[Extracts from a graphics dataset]

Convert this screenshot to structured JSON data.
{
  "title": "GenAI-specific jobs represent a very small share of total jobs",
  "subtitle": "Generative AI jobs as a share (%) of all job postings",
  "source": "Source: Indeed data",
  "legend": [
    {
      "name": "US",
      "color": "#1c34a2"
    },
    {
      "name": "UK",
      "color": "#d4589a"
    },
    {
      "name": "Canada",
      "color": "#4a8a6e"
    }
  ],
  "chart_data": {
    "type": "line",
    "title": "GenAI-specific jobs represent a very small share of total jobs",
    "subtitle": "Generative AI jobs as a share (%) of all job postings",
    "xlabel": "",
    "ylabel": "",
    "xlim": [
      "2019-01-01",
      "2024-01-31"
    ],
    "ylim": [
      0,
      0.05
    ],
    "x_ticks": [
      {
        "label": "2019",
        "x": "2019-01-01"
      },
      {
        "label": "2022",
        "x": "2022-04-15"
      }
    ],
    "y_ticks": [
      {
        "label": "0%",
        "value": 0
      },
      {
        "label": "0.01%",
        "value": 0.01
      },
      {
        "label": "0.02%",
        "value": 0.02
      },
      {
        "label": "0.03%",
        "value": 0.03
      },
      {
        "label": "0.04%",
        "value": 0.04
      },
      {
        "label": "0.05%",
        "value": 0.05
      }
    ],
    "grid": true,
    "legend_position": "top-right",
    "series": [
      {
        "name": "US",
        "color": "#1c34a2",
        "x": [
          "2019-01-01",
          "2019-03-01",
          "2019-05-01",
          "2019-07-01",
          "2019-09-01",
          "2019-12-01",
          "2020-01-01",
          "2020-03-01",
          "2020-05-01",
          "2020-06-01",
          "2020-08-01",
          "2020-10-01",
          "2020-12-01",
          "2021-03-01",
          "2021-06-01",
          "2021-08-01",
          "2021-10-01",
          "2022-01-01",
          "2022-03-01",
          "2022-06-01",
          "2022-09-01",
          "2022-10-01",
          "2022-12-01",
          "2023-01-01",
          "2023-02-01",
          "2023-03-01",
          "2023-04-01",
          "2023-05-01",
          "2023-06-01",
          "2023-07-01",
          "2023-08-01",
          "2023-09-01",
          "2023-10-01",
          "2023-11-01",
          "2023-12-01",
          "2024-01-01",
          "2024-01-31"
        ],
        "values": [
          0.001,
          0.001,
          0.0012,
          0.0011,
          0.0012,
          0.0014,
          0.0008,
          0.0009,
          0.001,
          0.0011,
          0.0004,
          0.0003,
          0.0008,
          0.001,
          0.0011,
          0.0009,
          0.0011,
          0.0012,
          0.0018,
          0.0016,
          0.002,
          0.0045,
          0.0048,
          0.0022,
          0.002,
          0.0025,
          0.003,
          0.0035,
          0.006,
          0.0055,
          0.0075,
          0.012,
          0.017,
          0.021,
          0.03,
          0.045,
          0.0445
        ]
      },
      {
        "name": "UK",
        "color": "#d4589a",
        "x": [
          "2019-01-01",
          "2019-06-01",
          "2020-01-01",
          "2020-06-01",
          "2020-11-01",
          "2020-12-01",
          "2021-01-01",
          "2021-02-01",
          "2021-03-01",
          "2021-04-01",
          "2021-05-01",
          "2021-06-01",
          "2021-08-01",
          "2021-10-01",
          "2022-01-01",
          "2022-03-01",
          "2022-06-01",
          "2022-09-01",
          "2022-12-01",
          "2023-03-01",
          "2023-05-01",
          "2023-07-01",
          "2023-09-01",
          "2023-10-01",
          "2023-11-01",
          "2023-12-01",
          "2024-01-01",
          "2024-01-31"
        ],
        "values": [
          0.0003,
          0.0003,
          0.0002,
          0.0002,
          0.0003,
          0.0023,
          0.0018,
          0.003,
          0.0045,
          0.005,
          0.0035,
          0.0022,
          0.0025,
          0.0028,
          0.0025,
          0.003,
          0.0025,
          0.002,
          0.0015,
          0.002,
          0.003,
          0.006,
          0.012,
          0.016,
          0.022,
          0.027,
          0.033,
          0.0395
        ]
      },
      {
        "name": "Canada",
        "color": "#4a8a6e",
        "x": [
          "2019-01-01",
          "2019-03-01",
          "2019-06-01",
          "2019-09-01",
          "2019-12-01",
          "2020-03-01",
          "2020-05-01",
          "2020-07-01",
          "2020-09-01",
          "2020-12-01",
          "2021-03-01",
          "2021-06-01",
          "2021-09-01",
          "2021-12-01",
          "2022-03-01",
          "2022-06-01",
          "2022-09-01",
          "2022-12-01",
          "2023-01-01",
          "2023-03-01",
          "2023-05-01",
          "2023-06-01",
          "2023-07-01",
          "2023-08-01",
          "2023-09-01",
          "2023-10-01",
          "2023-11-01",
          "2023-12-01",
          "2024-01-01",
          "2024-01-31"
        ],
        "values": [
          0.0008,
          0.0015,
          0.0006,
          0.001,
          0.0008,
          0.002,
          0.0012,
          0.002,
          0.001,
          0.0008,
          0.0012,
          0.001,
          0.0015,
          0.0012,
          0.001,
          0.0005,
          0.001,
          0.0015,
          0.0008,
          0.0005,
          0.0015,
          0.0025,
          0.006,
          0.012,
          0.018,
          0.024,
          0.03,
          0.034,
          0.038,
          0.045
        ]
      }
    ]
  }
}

#### Set exercise:
Transcribe the whole listing exactly.

#### Expected answer:
Convert this screenshot to structured JSON data.
{
  "title": "GenAI-specific jobs represent a very small share of total jobs",
  "subtitle": "Generative AI jobs as a share (%) of all job postings",
  "source": "Source: Indeed data",
  "legend": [
    {
      "name": "US",
      "color": "#1c34a2"
    },
    {
      "name": "UK",
      "color": "#d4589a"
    },
    {
      "name": "Canada",
      "color": "#4a8a6e"
    }
  ],
  "chart_data": {
    "type": "line",
    "title": "GenAI-specific jobs represent a very small share of total jobs",
    "subtitle": "Generative AI jobs as a share (%) of all job postings",
    "xlabel": "",
    "ylabel": "",
    "xlim": [
      "2019-01-01",
      "2024-01-31"
    ],
    "ylim": [
      0,
      0.05
    ],
    "x_ticks": [
      {
        "label": "2019",
        "x": "2019-01-01"
      },
      {
        "label": "2022",
        "x": "2022-04-15"
      }
    ],
    "y_ticks": [
      {
        "label": "0%",
        "value": 0
      },
      {
        "label": "0.01%",
        "value": 0.01
      },
      {
        "label": "0.02%",
        "value": 0.02
      },
      {
        "label": "0.03%",
        "value": 0.03
      },
      {
        "label": "0.04%",
        "value": 0.04
      },
      {
        "label": "0.05%",
        "value": 0.05
      }
    ],
    "grid": true,
    "legend_position": "top-right",
    "series": [
      {
        "name": "US",
        "color": "#1c34a2",
        "x": [
          "2019-01-01",
          "2019-03-01",
          "2019-05-01",
          "2019-07-01",
          "2019-09-01",
          "2019-12-01",
          "2020-01-01",
          "2020-03-01",
          "2020-05-01",
          "2020-06-01",
          "2020-08-01",
          "2020-10-01",
          "2020-12-01",
          "2021-03-01",
          "2021-06-01",
          "2021-08-01",
          "2021-10-01",
          "2022-01-01",
          "2022-03-01",
          "2022-06-01",
          "2022-09-01",
          "2022-10-01",
          "2022-12-01",
          "2023-01-01",
          "2023-02-01",
          "2023-03-01",
          "2023-04-01",
          "2023-05-01",
          "2023-06-01",
          "2023-07-01",
          "2023-08-01",
          "2023-09-01",
          "2023-10-01",
          "2023-11-01",
          "2023-12-01",
          "2024-01-01",
          "2024-01-31"
        ],
        "values": [
          0.001,
          0.001,
          0.0012,
          0.0011,
          0.0012,
          0.0014,
          0.0008,
          0.0009,
          0.001,
          0.0011,
          0.0004,
          0.0003,
          0.0008,
          0.001,
          0.0011,
          0.0009,
          0.0011,
          0.0012,
          0.0018,
          0.0016,
          0.002,
          0.0045,
          0.0048,
          0.0022,
          0.002,
          0.0025,
          0.003,
          0.0035,
          0.006,
          0.0055,
          0.0075,
          0.012,
          0.017,
          0.021,
          0.03,
          0.045,
          0.0445
        ]
      },
      {
        "name": "UK",
        "color": "#d4589a",
        "x": [
          "2019-01-01",
          "2019-06-01",
          "2020-01-01",
          "2020-06-01",
          "2020-11-01",
          "2020-12-01",
          "2021-01-01",
          "2021-02-01",
          "2021-03-01",
          "2021-04-01",
          "2021-05-01",
          "2021-06-01",
          "2021-08-01",
          "2021-10-01",
          "2022-01-01",
          "2022-03-01",
          "2022-06-01",
          "2022-09-01",
          "2022-12-01",
          "2023-03-01",
          "2023-05-01",
          "2023-07-01",
          "2023-09-01",
          "2023-10-01",
          "2023-11-01",
          "2023-12-01",
          "2024-01-01",
          "2024-01-31"
        ],
        "values": [
          0.0003,
          0.0003,
          0.0002,
          0.0002,
          0.0003,
          0.0023,
          0.0018,
          0.003,
          0.0045,
          0.005,
          0.0035,
          0.0022,
          0.0025,
          0.0028,
          0.0025,
          0.003,
          0.0025,
          0.002,
          0.0015,
          0.002,
          0.003,
          0.006,
          0.012,
          0.016,
          0.022,
          0.027,
          0.033,
          0.0395
        ]
      },
      {
        "name": "Canada",
        "color": "#4a8a6e",
        "x": [
          "2019-01-01",
          "2019-03-01",
          "2019-06-01",
          "2019-09-01",
          "2019-12-01",
          "2020-03-01",
          "2020-05-01",
          "2020-07-01",
          "2020-09-01",
          "2020-12-01",
          "2021-03-01",
          "2021-06-01",
          "2021-09-01",
          "2021-12-01",
          "2022-03-01",
          "2022-06-01",
          "2022-09-01",
          "2022-12-01",
          "2023-01-01",
          "2023-03-01",
          "2023-05-01",
          "2023-06-01",
          "2023-07-01",
          "2023-08-01",
          "2023-09-01",
          "2023-10-01",
          "2023-11-01",
          "2023-12-01",
          "2024-01-01",
          "2024-01-31"
        ],
        "values": [
          0.0008,
          0.0015,
          0.0006,
          0.001,
          0.0008,
          0.002,
          0.0012,
          0.002,
          0.001,
          0.0008,
          0.0012,
          0.001,
          0.0015,
          0.0012,
          0.001,
          0.0005,
          0.001,
          0.0015,
          0.0008,
          0.0005,
          0.0015,
          0.0025,
          0.006,
          0.012,
          0.018,
          0.024,
          0.03,
          0.034,
          0.038,
          0.045
        ]
      }
    ]
  }
}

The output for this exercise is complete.